:: Listed entries ::

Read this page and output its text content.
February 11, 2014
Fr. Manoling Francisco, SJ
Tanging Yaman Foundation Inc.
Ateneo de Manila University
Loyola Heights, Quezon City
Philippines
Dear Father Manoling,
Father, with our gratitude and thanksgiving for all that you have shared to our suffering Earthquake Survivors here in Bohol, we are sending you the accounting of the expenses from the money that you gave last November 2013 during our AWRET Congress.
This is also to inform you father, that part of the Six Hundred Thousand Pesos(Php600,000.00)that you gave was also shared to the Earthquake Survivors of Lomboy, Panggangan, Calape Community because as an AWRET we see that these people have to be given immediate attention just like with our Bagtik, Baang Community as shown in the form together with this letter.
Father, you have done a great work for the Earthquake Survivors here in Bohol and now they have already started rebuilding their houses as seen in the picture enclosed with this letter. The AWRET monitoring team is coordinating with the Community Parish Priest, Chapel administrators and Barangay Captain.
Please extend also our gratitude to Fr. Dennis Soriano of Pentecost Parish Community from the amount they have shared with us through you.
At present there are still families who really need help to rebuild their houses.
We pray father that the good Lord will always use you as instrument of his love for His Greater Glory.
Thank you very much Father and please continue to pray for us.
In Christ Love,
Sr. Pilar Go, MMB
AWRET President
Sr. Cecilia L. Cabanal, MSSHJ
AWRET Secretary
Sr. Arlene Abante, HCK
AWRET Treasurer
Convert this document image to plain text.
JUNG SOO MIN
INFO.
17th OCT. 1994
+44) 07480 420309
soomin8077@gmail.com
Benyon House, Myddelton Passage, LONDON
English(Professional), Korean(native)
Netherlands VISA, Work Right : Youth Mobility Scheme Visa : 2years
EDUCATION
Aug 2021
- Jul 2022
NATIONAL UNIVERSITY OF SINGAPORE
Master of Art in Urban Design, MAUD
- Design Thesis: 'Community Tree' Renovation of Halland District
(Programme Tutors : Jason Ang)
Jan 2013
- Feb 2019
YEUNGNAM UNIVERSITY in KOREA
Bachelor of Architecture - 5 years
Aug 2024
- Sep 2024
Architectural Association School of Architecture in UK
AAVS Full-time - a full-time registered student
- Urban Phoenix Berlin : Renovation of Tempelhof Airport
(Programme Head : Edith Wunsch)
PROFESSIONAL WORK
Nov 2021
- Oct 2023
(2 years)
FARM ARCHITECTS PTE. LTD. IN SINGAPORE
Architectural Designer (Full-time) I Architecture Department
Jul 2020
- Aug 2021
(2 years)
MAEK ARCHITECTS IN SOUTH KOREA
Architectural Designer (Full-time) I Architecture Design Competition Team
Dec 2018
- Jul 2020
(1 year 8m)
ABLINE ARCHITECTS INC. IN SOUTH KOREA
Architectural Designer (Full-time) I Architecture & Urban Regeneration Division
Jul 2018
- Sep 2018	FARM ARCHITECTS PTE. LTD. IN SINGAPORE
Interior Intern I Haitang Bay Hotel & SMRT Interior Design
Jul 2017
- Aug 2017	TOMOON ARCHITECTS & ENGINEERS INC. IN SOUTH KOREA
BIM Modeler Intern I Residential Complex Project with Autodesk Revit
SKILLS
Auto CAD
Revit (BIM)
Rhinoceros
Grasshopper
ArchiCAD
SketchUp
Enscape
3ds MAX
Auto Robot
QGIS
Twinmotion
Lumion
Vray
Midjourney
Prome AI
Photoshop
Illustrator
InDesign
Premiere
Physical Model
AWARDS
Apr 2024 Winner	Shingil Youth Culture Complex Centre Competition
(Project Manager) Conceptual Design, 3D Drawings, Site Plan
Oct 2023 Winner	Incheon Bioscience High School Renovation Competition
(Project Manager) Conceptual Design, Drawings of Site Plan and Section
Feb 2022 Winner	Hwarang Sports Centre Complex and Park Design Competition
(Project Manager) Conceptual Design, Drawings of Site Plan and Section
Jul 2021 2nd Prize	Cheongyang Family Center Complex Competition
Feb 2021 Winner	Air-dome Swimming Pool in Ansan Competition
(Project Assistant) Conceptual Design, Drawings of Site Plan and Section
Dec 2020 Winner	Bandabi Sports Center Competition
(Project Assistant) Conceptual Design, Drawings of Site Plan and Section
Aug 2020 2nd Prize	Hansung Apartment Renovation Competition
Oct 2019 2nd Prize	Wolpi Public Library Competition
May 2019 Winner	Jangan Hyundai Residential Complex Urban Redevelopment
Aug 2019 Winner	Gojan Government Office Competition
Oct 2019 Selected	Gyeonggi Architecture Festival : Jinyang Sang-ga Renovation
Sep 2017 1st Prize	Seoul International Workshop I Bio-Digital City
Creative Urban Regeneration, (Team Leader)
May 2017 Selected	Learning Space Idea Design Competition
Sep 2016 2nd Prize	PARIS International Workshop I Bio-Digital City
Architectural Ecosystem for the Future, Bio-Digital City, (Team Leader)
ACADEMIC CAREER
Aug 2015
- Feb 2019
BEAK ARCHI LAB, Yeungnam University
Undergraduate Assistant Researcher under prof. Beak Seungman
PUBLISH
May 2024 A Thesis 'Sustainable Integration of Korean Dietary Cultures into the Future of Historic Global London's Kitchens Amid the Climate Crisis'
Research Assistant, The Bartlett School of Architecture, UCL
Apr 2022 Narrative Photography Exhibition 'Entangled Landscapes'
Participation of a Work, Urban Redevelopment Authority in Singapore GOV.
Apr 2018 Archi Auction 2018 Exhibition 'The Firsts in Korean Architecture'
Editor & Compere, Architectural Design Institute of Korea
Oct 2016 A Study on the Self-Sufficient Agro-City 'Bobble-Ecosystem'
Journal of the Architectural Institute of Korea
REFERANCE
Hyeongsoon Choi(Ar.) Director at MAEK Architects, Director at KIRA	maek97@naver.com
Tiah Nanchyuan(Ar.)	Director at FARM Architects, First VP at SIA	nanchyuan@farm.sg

:: Task details ::
Return all of the data word for word.

:: Full solution ::
Read this page and output its text content.
February 11, 2014
Fr. Manoling Francisco, SJ
Tanging Yaman Foundation Inc.
Ateneo de Manila University
Loyola Heights, Quezon City
Philippines
Dear Father Manoling,
Father, with our gratitude and thanksgiving for all that you have shared to our suffering Earthquake Survivors here in Bohol, we are sending you the accounting of the expenses from the money that you gave last November 2013 during our AWRET Congress.
This is also to inform you father, that part of the Six Hundred Thousand Pesos(Php600,000.00)that you gave was also shared to the Earthquake Survivors of Lomboy, Panggangan, Calape Community because as an AWRET we see that these people have to be given immediate attention just like with our Bagtik, Baang Community as shown in the form together with this letter.
Father, you have done a great work for the Earthquake Survivors here in Bohol and now they have already started rebuilding their houses as seen in the picture enclosed with this letter. The AWRET monitoring team is coordinating with the Community Parish Priest, Chapel administrators and Barangay Captain.
Please extend also our gratitude to Fr. Dennis Soriano of Pentecost Parish Community from the amount they have shared with us through you.
At present there are still families who really need help to rebuild their houses.
We pray father that the good Lord will always use you as instrument of his love for His Greater Glory.
Thank you very much Father and please continue to pray for us.
In Christ Love,
Sr. Pilar Go, MMB
AWRET President
Sr. Cecilia L. Cabanal, MSSHJ
AWRET Secretary
Sr. Arlene Abante, HCK
AWRET Treasurer
Convert this document image to plain text.
JUNG SOO MIN
INFO.
17th OCT. 1994
+44) 07480 420309
soomin8077@gmail.com
Benyon House, Myddelton Passage, LONDON
English(Professional), Korean(native)
Netherlands VISA, Work Right : Youth Mobility Scheme Visa : 2years
EDUCATION
Aug 2021
- Jul 2022
NATIONAL UNIVERSITY OF SINGAPORE
Master of Art in Urban Design, MAUD
- Design Thesis: 'Community Tree' Renovation of Halland District
(Programme Tutors : Jason Ang)
Jan 2013
- Feb 2019
YEUNGNAM UNIVERSITY in KOREA
Bachelor of Architecture - 5 years
Aug 2024
- Sep 2024
Architectural Association School of Architecture in UK
AAVS Full-time - a full-time registered student
- Urban Phoenix Berlin : Renovation of Tempelhof Airport
(Programme Head : Edith Wunsch)
PROFESSIONAL WORK
Nov 2021
- Oct 2023
(2 years)
FARM ARCHITECTS PTE. LTD. IN SINGAPORE
Architectural Designer (Full-time) I Architecture Department
Jul 2020
- Aug 2021
(2 years)
MAEK ARCHITECTS IN SOUTH KOREA
Architectural Designer (Full-time) I Architecture Design Competition Team
Dec 2018
- Jul 2020
(1 year 8m)
ABLINE ARCHITECTS INC. IN SOUTH KOREA
Architectural Designer (Full-time) I Architecture & Urban Regeneration Division
Jul 2018
- Sep 2018	FARM ARCHITECTS PTE. LTD. IN SINGAPORE
Interior Intern I Haitang Bay Hotel & SMRT Interior Design
Jul 2017
- Aug 2017	TOMOON ARCHITECTS & ENGINEERS INC. IN SOUTH KOREA
BIM Modeler Intern I Residential Complex Project with Autodesk Revit
SKILLS
Auto CAD
Revit (BIM)
Rhinoceros
Grasshopper
ArchiCAD
SketchUp
Enscape
3ds MAX
Auto Robot
QGIS
Twinmotion
Lumion
Vray
Midjourney
Prome AI
Photoshop
Illustrator
InDesign
Premiere
Physical Model
AWARDS
Apr 2024 Winner	Shingil Youth Culture Complex Centre Competition
(Project Manager) Conceptual Design, 3D Drawings, Site Plan
Oct 2023 Winner	Incheon Bioscience High School Renovation Competition
(Project Manager) Conceptual Design, Drawings of Site Plan and Section
Feb 2022 Winner	Hwarang Sports Centre Complex and Park Design Competition
(Project Manager) Conceptual Design, Drawings of Site Plan and Section
Jul 2021 2nd Prize	Cheongyang Family Center Complex Competition
Feb 2021 Winner	Air-dome Swimming Pool in Ansan Competition
(Project Assistant) Conceptual Design, Drawings of Site Plan and Section
Dec 2020 Winner	Bandabi Sports Center Competition
(Project Assistant) Conceptual Design, Drawings of Site Plan and Section
Aug 2020 2nd Prize	Hansung Apartment Renovation Competition
Oct 2019 2nd Prize	Wolpi Public Library Competition
May 2019 Winner	Jangan Hyundai Residential Complex Urban Redevelopment
Aug 2019 Winner	Gojan Government Office Competition
Oct 2019 Selected	Gyeonggi Architecture Festival : Jinyang Sang-ga Renovation
Sep 2017 1st Prize	Seoul International Workshop I Bio-Digital City
Creative Urban Regeneration, (Team Leader)
May 2017 Selected	Learning Space Idea Design Competition
Sep 2016 2nd Prize	PARIS International Workshop I Bio-Digital City
Architectural Ecosystem for the Future, Bio-Digital City, (Team Leader)
ACADEMIC CAREER
Aug 2015
- Feb 2019
BEAK ARCHI LAB, Yeungnam University
Undergraduate Assistant Researcher under prof. Beak Seungman
PUBLISH
May 2024 A Thesis 'Sustainable Integration of Korean Dietary Cultures into the Future of Historic Global London's Kitchens Amid the Climate Crisis'
Research Assistant, The Bartlett School of Architecture, UCL
Apr 2022 Narrative Photography Exhibition 'Entangled Landscapes'
Participation of a Work, Urban Redevelopment Authority in Singapore GOV.
Apr 2018 Archi Auction 2018 Exhibition 'The Firsts in Korean Architecture'
Editor & Compere, Architectural Design Institute of Korea
Oct 2016 A Study on the Self-Sufficient Agro-City 'Bobble-Ecosystem'
Journal of the Architectural Institute of Korea
REFERANCE
Hyeongsoon Choi(Ar.) Director at MAEK Architects, Director at KIRA	maek97@naver.com
Tiah Nanchyuan(Ar.)	Director at FARM Architects, First VP at SIA	nanchyuan@farm.sg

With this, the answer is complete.